== Work required ==
Could every line of the data be printed exactly as it reads?

# START OF Input data

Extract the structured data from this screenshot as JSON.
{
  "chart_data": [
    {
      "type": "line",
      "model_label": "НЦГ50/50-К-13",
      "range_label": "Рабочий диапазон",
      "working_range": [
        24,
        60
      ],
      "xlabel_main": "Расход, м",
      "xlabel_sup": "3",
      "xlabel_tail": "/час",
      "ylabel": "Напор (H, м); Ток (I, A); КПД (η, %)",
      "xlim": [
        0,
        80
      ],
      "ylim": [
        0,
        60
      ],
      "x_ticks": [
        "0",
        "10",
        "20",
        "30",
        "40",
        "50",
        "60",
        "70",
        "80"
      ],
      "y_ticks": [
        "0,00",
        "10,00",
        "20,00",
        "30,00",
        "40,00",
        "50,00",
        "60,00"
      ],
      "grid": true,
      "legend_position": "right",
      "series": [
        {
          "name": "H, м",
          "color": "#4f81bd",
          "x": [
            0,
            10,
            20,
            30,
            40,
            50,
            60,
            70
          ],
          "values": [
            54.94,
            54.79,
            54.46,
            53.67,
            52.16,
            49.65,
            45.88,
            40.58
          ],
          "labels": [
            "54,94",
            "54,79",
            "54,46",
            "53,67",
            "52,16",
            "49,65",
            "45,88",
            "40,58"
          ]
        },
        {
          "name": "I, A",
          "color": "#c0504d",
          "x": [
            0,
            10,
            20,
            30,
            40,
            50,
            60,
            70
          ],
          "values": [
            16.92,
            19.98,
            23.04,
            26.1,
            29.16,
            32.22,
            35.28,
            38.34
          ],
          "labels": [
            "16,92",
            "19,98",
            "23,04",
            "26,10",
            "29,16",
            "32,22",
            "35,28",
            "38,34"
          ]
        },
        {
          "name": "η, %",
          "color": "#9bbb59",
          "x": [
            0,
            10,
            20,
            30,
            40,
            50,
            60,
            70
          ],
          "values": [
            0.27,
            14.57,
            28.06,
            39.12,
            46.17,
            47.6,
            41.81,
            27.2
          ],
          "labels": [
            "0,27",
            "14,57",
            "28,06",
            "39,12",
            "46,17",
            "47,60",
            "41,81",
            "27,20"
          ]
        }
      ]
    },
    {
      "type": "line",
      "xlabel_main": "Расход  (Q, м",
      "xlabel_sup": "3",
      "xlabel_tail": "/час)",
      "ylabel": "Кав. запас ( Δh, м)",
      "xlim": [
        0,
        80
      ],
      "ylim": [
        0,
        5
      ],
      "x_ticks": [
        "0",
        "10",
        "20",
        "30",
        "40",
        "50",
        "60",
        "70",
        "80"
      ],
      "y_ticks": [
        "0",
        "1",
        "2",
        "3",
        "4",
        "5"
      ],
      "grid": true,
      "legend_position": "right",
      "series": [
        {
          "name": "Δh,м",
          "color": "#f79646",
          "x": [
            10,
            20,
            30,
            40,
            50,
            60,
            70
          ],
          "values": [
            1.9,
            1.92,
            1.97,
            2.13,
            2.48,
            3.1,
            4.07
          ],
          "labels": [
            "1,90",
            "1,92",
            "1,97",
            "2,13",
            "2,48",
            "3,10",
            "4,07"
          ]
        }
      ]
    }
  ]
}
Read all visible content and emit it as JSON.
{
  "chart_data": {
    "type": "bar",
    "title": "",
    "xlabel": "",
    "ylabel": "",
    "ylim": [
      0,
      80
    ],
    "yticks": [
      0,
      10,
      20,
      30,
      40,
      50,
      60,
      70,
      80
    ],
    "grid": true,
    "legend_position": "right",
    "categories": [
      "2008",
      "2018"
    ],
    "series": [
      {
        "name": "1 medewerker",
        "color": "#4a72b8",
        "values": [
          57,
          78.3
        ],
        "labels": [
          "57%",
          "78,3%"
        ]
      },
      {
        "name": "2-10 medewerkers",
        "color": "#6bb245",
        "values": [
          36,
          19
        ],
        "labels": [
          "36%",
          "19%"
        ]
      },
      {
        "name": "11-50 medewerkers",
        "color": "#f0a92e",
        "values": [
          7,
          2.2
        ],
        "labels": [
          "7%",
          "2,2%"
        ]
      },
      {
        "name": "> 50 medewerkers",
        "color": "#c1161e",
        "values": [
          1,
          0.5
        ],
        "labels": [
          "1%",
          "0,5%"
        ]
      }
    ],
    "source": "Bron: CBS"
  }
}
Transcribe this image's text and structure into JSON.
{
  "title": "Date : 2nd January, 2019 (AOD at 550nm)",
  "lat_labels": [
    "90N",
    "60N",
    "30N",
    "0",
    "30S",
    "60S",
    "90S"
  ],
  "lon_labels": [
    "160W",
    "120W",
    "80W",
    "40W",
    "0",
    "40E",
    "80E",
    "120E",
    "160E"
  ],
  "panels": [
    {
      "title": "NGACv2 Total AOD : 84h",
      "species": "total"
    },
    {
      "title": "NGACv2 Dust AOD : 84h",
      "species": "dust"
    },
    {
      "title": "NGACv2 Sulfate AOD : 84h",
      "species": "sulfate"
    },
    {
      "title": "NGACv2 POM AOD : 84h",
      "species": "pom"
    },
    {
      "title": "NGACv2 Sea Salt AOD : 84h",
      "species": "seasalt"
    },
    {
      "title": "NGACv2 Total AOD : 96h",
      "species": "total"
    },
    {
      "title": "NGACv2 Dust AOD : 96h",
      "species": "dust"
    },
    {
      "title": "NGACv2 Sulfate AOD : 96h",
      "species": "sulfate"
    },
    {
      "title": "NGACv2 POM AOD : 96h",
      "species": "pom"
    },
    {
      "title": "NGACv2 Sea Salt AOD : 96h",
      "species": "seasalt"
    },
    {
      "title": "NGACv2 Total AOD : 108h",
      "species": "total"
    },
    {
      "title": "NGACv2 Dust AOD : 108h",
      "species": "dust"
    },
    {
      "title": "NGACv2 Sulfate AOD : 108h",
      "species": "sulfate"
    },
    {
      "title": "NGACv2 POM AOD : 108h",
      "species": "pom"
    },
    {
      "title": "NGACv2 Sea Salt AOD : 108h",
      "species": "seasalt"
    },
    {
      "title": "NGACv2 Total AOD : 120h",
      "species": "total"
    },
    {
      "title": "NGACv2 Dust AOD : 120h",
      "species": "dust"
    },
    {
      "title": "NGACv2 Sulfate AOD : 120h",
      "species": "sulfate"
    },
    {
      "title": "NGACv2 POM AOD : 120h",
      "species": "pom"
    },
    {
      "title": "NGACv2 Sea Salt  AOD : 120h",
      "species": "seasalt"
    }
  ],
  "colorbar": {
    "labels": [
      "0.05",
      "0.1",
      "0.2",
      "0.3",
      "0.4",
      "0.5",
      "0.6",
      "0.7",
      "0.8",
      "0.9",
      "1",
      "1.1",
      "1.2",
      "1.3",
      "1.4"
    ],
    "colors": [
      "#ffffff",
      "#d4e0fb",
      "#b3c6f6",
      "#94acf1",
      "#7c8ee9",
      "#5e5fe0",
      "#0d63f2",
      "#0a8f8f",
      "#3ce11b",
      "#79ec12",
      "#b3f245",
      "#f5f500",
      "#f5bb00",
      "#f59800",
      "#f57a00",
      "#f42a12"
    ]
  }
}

# END OF Input data

== Solution for this problem ==
Extract the structured data from this screenshot as JSON.
{
  "chart_data": [
    {
      "type": "line",
      "model_label": "НЦГ50/50-К-13",
      "range_label": "Рабочий диапазон",
      "working_range": [
        24,
        60
      ],
      "xlabel_main": "Расход, м",
      "xlabel_sup": "3",
      "xlabel_tail": "/час",
      "ylabel": "Напор (H, м); Ток (I, A); КПД (η, %)",
      "xlim": [
        0,
        80
      ],
      "ylim": [
        0,
        60
      ],
      "x_ticks": [
        "0",
        "10",
        "20",
        "30",
        "40",
        "50",
        "60",
        "70",
        "80"
      ],
      "y_ticks": [
        "0,00",
        "10,00",
        "20,00",
        "30,00",
        "40,00",
        "50,00",
        "60,00"
      ],
      "grid": true,
      "legend_position": "right",
      "series": [
        {
          "name": "H, м",
          "color": "#4f81bd",
          "x": [
            0,
            10,
            20,
            30,
            40,
            50,
            60,
            70
          ],
          "values": [
            54.94,
            54.79,
            54.46,
            53.67,
            52.16,
            49.65,
            45.88,
            40.58
          ],
          "labels": [
            "54,94",
            "54,79",
            "54,46",
            "53,67",
            "52,16",
            "49,65",
            "45,88",
            "40,58"
          ]
        },
        {
          "name": "I, A",
          "color": "#c0504d",
          "x": [
            0,
            10,
            20,
            30,
            40,
            50,
            60,
            70
          ],
          "values": [
            16.92,
            19.98,
            23.04,
            26.1,
            29.16,
            32.22,
            35.28,
            38.34
          ],
          "labels": [
            "16,92",
            "19,98",
            "23,04",
            "26,10",
            "29,16",
            "32,22",
            "35,28",
            "38,34"
          ]
        },
        {
          "name": "η, %",
          "color": "#9bbb59",
          "x": [
            0,
            10,
            20,
            30,
            40,
            50,
            60,
            70
          ],
          "values": [
            0.27,
            14.57,
            28.06,
            39.12,
            46.17,
            47.6,
            41.81,
            27.2
          ],
          "labels": [
            "0,27",
            "14,57",
            "28,06",
            "39,12",
            "46,17",
            "47,60",
            "41,81",
            "27,20"
          ]
        }
      ]
    },
    {
      "type": "line",
      "xlabel_main": "Расход  (Q, м",
      "xlabel_sup": "3",
      "xlabel_tail": "/час)",
      "ylabel": "Кав. запас ( Δh, м)",
      "xlim": [
        0,
        80
      ],
      "ylim": [
        0,
        5
      ],
      "x_ticks": [
        "0",
        "10",
        "20",
        "30",
        "40",
        "50",
        "60",
        "70",
        "80"
      ],
      "y_ticks": [
        "0",
        "1",
        "2",
        "3",
        "4",
        "5"
      ],
      "grid": true,
      "legend_position": "right",
      "series": [
        {
          "name": "Δh,м",
          "color": "#f79646",
          "x": [
            10,
            20,
            30,
            40,
            50,
            60,
            70
          ],
          "values": [
            1.9,
            1.92,
            1.97,
            2.13,
            2.48,
            3.1,
            4.07
          ],
          "labels": [
            "1,90",
            "1,92",
            "1,97",
            "2,13",
            "2,48",
            "3,10",
            "4,07"
          ]
        }
      ]
    }
  ]
}
Read all visible content and emit it as JSON.
{
  "chart_data": {
    "type": "bar",
    "title": "",
    "xlabel": "",
    "ylabel": "",
    "ylim": [
      0,
      80
    ],
    "yticks": [
      0,
      10,
      20,
      30,
      40,
      50,
      60,
      70,
      80
    ],
    "grid": true,
    "legend_position": "right",
    "categories": [
      "2008",
      "2018"
    ],
    "series": [
      {
        "name": "1 medewerker",
        "color": "#4a72b8",
        "values": [
          57,
          78.3
        ],
        "labels": [
          "57%",
          "78,3%"
        ]
      },
      {
        "name": "2-10 medewerkers",
        "color": "#6bb245",
        "values": [
          36,
          19
        ],
        "labels": [
          "36%",
          "19%"
        ]
      },
      {
        "name": "11-50 medewerkers",
        "color": "#f0a92e",
        "values": [
          7,
          2.2
        ],
        "labels": [
          "7%",
          "2,2%"
        ]
      },
      {
        "name": "> 50 medewerkers",
        "color": "#c1161e",
        "values": [
          1,
          0.5
        ],
        "labels": [
          "1%",
          "0,5%"
        ]
      }
    ],
    "source": "Bron: CBS"
  }
}
Transcribe this image's text and structure into JSON.
{
  "title": "Date : 2nd January, 2019 (AOD at 550nm)",
  "lat_labels": [
    "90N",
    "60N",
    "30N",
    "0",
    "30S",
    "60S",
    "90S"
  ],
  "lon_labels": [
    "160W",
    "120W",
    "80W",
    "40W",
    "0",
    "40E",
    "80E",
    "120E",
    "160E"
  ],
  "panels": [
    {
      "title": "NGACv2 Total AOD : 84h",
      "species": "total"
    },
    {
      "title": "NGACv2 Dust AOD : 84h",
      "species": "dust"
    },
    {
      "title": "NGACv2 Sulfate AOD : 84h",
      "species": "sulfate"
    },
    {
      "title": "NGACv2 POM AOD : 84h",
      "species": "pom"
    },
    {
      "title": "NGACv2 Sea Salt AOD : 84h",
      "species": "seasalt"
    },
    {
      "title": "NGACv2 Total AOD : 96h",
      "species": "total"
    },
    {
      "title": "NGACv2 Dust AOD : 96h",
      "species": "dust"
    },
    {
      "title": "NGACv2 Sulfate AOD : 96h",
      "species": "sulfate"
    },
    {
      "title": "NGACv2 POM AOD : 96h",
      "species": "pom"
    },
    {
      "title": "NGACv2 Sea Salt AOD : 96h",
      "species": "seasalt"
    },
    {
      "title": "NGACv2 Total AOD : 108h",
      "species": "total"
    },
    {
      "title": "NGACv2 Dust AOD : 108h",
      "species": "dust"
    },
    {
      "title": "NGACv2 Sulfate AOD : 108h",
      "species": "sulfate"
    },
    {
      "title": "NGACv2 POM AOD : 108h",
      "species": "pom"
    },
    {
      "title": "NGACv2 Sea Salt AOD : 108h",
      "species": "seasalt"
    },
    {
      "title": "NGACv2 Total AOD : 120h",
      "species": "total"
    },
    {
      "title": "NGACv2 Dust AOD : 120h",
      "species": "dust"
    },
    {
      "title": "NGACv2 Sulfate AOD : 120h",
      "species": "sulfate"
    },
    {
      "title": "NGACv2 POM AOD : 120h",
      "species": "pom"
    },
    {
      "title": "NGACv2 Sea Salt  AOD : 120h",
      "species": "seasalt"
    }
  ],
  "colorbar": {
    "labels": [
      "0.05",
      "0.1",
      "0.2",
      "0.3",
      "0.4",
      "0.5",
      "0.6",
      "0.7",
      "0.8",
      "0.9",
      "1",
      "1.1",
      "1.2",
      "1.3",
      "1.4"
    ],
    "colors": [
      "#ffffff",
      "#d4e0fb",
      "#b3c6f6",
      "#94acf1",
      "#7c8ee9",
      "#5e5fe0",
      "#0d63f2",
      "#0a8f8f",
      "#3ce11b",
      "#79ec12",
      "#b3f245",
      "#f5f500",
      "#f5bb00",
      "#f59800",
      "#f57a00",
      "#f42a12"
    ]
  }
}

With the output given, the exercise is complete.